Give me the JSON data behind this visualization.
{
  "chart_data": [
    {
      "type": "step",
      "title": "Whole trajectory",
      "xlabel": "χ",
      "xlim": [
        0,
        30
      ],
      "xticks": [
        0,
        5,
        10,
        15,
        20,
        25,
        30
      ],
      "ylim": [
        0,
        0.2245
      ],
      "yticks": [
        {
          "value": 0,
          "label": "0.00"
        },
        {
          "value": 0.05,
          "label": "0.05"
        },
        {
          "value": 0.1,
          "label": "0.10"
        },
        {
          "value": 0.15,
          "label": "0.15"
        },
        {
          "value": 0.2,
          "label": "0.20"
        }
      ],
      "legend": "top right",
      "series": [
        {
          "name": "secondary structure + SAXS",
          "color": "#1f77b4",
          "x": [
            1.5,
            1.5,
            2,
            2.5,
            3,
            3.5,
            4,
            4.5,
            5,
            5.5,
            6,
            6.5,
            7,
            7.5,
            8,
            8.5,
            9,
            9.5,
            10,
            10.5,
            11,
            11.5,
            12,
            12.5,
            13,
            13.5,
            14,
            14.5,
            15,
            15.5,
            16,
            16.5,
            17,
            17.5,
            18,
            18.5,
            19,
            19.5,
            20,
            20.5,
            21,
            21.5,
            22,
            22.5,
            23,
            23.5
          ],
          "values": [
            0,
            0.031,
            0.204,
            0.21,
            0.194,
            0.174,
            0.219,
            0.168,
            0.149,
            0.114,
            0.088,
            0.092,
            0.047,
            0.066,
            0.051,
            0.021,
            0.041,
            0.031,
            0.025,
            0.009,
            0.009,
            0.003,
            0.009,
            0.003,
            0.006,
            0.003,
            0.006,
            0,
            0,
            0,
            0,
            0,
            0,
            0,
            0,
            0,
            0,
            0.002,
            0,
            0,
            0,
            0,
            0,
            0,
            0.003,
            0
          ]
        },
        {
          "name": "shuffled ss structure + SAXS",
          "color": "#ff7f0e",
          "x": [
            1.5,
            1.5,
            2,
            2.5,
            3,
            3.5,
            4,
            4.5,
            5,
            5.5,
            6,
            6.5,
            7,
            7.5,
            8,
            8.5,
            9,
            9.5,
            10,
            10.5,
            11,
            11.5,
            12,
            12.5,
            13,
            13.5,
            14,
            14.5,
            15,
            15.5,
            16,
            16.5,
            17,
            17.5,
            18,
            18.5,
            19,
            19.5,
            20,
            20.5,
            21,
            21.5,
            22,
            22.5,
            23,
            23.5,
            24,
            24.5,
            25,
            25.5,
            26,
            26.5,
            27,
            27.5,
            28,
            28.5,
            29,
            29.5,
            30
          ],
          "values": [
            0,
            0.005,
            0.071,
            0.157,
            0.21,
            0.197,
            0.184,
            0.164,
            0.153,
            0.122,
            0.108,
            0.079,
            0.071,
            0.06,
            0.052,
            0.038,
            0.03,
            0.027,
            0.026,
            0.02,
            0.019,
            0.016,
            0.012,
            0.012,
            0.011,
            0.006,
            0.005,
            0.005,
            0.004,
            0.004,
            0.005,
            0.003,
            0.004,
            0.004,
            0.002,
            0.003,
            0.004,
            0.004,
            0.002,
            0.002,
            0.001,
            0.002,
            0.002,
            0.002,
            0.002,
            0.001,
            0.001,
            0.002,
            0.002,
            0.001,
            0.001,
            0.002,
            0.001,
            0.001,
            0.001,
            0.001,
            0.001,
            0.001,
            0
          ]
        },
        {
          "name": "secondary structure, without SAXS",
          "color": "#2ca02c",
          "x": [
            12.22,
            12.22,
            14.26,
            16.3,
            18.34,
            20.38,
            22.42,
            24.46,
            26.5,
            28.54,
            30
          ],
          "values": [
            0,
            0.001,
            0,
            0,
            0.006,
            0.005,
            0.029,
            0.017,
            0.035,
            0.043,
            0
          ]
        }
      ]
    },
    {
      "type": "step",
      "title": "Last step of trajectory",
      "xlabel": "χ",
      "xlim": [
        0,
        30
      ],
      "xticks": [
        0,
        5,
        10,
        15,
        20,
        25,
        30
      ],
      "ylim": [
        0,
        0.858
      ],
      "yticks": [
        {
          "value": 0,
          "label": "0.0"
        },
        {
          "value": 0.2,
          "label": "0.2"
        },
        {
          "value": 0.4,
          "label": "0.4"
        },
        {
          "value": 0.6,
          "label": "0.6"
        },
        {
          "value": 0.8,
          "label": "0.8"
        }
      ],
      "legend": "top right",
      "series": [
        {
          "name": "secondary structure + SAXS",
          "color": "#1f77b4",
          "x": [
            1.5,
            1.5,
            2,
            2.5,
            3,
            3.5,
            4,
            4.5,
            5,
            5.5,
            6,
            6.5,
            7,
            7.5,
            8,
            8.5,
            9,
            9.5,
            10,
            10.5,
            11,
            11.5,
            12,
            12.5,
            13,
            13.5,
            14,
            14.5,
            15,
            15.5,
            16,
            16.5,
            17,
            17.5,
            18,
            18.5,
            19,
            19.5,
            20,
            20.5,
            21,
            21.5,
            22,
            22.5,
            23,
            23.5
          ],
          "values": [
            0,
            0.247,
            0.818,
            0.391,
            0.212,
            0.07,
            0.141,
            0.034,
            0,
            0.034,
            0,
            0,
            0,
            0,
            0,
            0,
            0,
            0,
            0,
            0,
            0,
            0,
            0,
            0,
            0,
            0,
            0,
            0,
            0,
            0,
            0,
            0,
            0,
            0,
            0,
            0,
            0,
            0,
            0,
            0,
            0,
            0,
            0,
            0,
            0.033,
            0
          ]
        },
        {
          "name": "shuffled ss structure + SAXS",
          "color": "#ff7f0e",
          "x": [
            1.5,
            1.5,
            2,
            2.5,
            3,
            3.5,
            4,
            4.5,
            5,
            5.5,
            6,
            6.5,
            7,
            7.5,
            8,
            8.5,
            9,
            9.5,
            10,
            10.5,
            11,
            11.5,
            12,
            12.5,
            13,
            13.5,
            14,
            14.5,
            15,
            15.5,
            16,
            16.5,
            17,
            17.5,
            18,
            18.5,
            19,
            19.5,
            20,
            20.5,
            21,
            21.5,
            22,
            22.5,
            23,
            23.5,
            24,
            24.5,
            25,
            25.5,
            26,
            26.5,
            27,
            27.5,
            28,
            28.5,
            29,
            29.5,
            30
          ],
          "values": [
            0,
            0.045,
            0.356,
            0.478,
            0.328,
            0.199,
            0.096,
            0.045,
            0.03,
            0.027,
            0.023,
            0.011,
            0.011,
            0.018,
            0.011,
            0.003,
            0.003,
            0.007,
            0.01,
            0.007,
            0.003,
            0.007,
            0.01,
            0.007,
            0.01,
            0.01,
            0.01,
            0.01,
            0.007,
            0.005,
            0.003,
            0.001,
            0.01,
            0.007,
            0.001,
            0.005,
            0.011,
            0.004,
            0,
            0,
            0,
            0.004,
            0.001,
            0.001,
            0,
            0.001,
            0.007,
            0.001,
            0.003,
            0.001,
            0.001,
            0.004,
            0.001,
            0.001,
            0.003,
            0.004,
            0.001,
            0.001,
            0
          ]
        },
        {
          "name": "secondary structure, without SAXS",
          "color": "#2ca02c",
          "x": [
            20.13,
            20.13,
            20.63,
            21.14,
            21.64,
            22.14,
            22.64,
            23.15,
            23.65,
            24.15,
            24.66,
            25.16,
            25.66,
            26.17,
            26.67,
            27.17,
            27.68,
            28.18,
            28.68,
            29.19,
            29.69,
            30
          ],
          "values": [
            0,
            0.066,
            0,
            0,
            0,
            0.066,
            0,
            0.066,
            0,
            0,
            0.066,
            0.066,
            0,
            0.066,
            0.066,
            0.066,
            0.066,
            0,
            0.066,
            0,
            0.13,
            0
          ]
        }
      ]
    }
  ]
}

# # # # #

TO DO ->
Make an exact copy of the data above.

OUTPUT FOR THIS TASK ->
Give me the JSON data behind this visualization.
{
  "chart_data": [
    {
      "type": "step",
      "title": "Whole trajectory",
      "xlabel": "χ",
      "xlim": [
        0,
        30
      ],
      "xticks": [
        0,
        5,
        10,
        15,
        20,
        25,
        30
      ],
      "ylim": [
        0,
        0.2245
      ],
      "yticks": [
        {
          "value": 0,
          "label": "0.00"
        },
        {
          "value": 0.05,
          "label": "0.05"
        },
        {
          "value": 0.1,
          "label": "0.10"
        },
        {
          "value": 0.15,
          "label": "0.15"
        },
        {
          "value": 0.2,
          "label": "0.20"
        }
      ],
      "legend": "top right",
      "series": [
        {
          "name": "secondary structure + SAXS",
          "color": "#1f77b4",
          "x": [
            1.5,
            1.5,
            2,
            2.5,
            3,
            3.5,
            4,
            4.5,
            5,
            5.5,
            6,
            6.5,
            7,
            7.5,
            8,
            8.5,
            9,
            9.5,
            10,
            10.5,
            11,
            11.5,
            12,
            12.5,
            13,
            13.5,
            14,
            14.5,
            15,
            15.5,
            16,
            16.5,
            17,
            17.5,
            18,
            18.5,
            19,
            19.5,
            20,
            20.5,
            21,
            21.5,
            22,
            22.5,
            23,
            23.5
          ],
          "values": [
            0,
            0.031,
            0.204,
            0.21,
            0.194,
            0.174,
            0.219,
            0.168,
            0.149,
            0.114,
            0.088,
            0.092,
            0.047,
            0.066,
            0.051,
            0.021,
            0.041,
            0.031,
            0.025,
            0.009,
            0.009,
            0.003,
            0.009,
            0.003,
            0.006,
            0.003,
            0.006,
            0,
            0,
            0,
            0,
            0,
            0,
            0,
            0,
            0,
            0,
            0.002,
            0,
            0,
            0,
            0,
            0,
            0,
            0.003,
            0
          ]
        },
        {
          "name": "shuffled ss structure + SAXS",
          "color": "#ff7f0e",
          "x": [
            1.5,
            1.5,
            2,
            2.5,
            3,
            3.5,
            4,
            4.5,
            5,
            5.5,
            6,
            6.5,
            7,
            7.5,
            8,
            8.5,
            9,
            9.5,
            10,
            10.5,
            11,
            11.5,
            12,
            12.5,
            13,
            13.5,
            14,
            14.5,
            15,
            15.5,
            16,
            16.5,
            17,
            17.5,
            18,
            18.5,
            19,
            19.5,
            20,
            20.5,
            21,
            21.5,
            22,
            22.5,
            23,
            23.5,
            24,
            24.5,
            25,
            25.5,
            26,
            26.5,
            27,
            27.5,
            28,
            28.5,
            29,
            29.5,
            30
          ],
          "values": [
            0,
            0.005,
            0.071,
            0.157,
            0.21,
            0.197,
            0.184,
            0.164,
            0.153,
            0.122,
            0.108,
            0.079,
            0.071,
            0.06,
            0.052,
            0.038,
            0.03,
            0.027,
            0.026,
            0.02,
            0.019,
            0.016,
            0.012,
            0.012,
            0.011,
            0.006,
            0.005,
            0.005,
            0.004,
            0.004,
            0.005,
            0.003,
            0.004,
            0.004,
            0.002,
            0.003,
            0.004,
            0.004,
            0.002,
            0.002,
            0.001,
            0.002,
            0.002,
            0.002,
            0.002,
            0.001,
            0.001,
            0.002,
            0.002,
            0.001,
            0.001,
            0.002,
            0.001,
            0.001,
            0.001,
            0.001,
            0.001,
            0.001,
            0
          ]
        },
        {
          "name": "secondary structure, without SAXS",
          "color": "#2ca02c",
          "x": [
            12.22,
            12.22,
            14.26,
            16.3,
            18.34,
            20.38,
            22.42,
            24.46,
            26.5,
            28.54,
            30
          ],
          "values": [
            0,
            0.001,
            0,
            0,
            0.006,
            0.005,
            0.029,
            0.017,
            0.035,
            0.043,
            0
          ]
        }
      ]
    },
    {
      "type": "step",
      "title": "Last step of trajectory",
      "xlabel": "χ",
      "xlim": [
        0,
        30
      ],
      "xticks": [
        0,
        5,
        10,
        15,
        20,
        25,
        30
      ],
      "ylim": [
        0,
        0.858
      ],
      "yticks": [
        {
          "value": 0,
          "label": "0.0"
        },
        {
          "value": 0.2,
          "label": "0.2"
        },
        {
          "value": 0.4,
          "label": "0.4"
        },
        {
          "value": 0.6,
          "label": "0.6"
        },
        {
          "value": 0.8,
          "label": "0.8"
        }
      ],
      "legend": "top right",
      "series": [
        {
          "name": "secondary structure + SAXS",
          "color": "#1f77b4",
          "x": [
            1.5,
            1.5,
            2,
            2.5,
            3,
            3.5,
            4,
            4.5,
            5,
            5.5,
            6,
            6.5,
            7,
            7.5,
            8,
            8.5,
            9,
            9.5,
            10,
            10.5,
            11,
            11.5,
            12,
            12.5,
            13,
            13.5,
            14,
            14.5,
            15,
            15.5,
            16,
            16.5,
            17,
            17.5,
            18,
            18.5,
            19,
            19.5,
            20,
            20.5,
            21,
            21.5,
            22,
            22.5,
            23,
            23.5
          ],
          "values": [
            0,
            0.247,
            0.818,
            0.391,
            0.212,
            0.07,
            0.141,
            0.034,
            0,
            0.034,
            0,
            0,
            0,
            0,
            0,
            0,
            0,
            0,
            0,
            0,
            0,
            0,
            0,
            0,
            0,
            0,
            0,
            0,
            0,
            0,
            0,
            0,
            0,
            0,
            0,
            0,
            0,
            0,
            0,
            0,
            0,
            0,
            0,
            0,
            0.033,
            0
          ]
        },
        {
          "name": "shuffled ss structure + SAXS",
          "color": "#ff7f0e",
          "x": [
            1.5,
            1.5,
            2,
            2.5,
            3,
            3.5,
            4,
            4.5,
            5,
            5.5,
            6,
            6.5,
            7,
            7.5,
            8,
            8.5,
            9,
            9.5,
            10,
            10.5,
            11,
            11.5,
            12,
            12.5,
            13,
            13.5,
            14,
            14.5,
            15,
            15.5,
            16,
            16.5,
            17,
            17.5,
            18,
            18.5,
            19,
            19.5,
            20,
            20.5,
            21,
            21.5,
            22,
            22.5,
            23,
            23.5,
            24,
            24.5,
            25,
            25.5,
            26,
            26.5,
            27,
            27.5,
            28,
            28.5,
            29,
            29.5,
            30
          ],
          "values": [
            0,
            0.045,
            0.356,
            0.478,
            0.328,
            0.199,
            0.096,
            0.045,
            0.03,
            0.027,
            0.023,
            0.011,
            0.011,
            0.018,
            0.011,
            0.003,
            0.003,
            0.007,
            0.01,
            0.007,
            0.003,
            0.007,
            0.01,
            0.007,
            0.01,
            0.01,
            0.01,
            0.01,
            0.007,
            0.005,
            0.003,
            0.001,
            0.01,
            0.007,
            0.001,
            0.005,
            0.011,
            0.004,
            0,
            0,
            0,
            0.004,
            0.001,
            0.001,
            0,
            0.001,
            0.007,
            0.001,
            0.003,
            0.001,
            0.001,
            0.004,
            0.001,
            0.001,
            0.003,
            0.004,
            0.001,
            0.001,
            0
          ]
        },
        {
          "name": "secondary structure, without SAXS",
          "color": "#2ca02c",
          "x": [
            20.13,
            20.13,
            20.63,
            21.14,
            21.64,
            22.14,
            22.64,
            23.15,
            23.65,
            24.15,
            24.66,
            25.16,
            25.66,
            26.17,
            26.67,
            27.17,
            27.68,
            28.18,
            28.68,
            29.19,
            29.69,
            30
          ],
          "values": [
            0,
            0.066,
            0,
            0,
            0,
            0.066,
            0,
            0.066,
            0,
            0,
            0.066,
            0.066,
            0,
            0.066,
            0.066,
            0.066,
            0.066,
            0,
            0.066,
            0,
            0.13,
            0
          ]
        }
      ]
    }
  ]
}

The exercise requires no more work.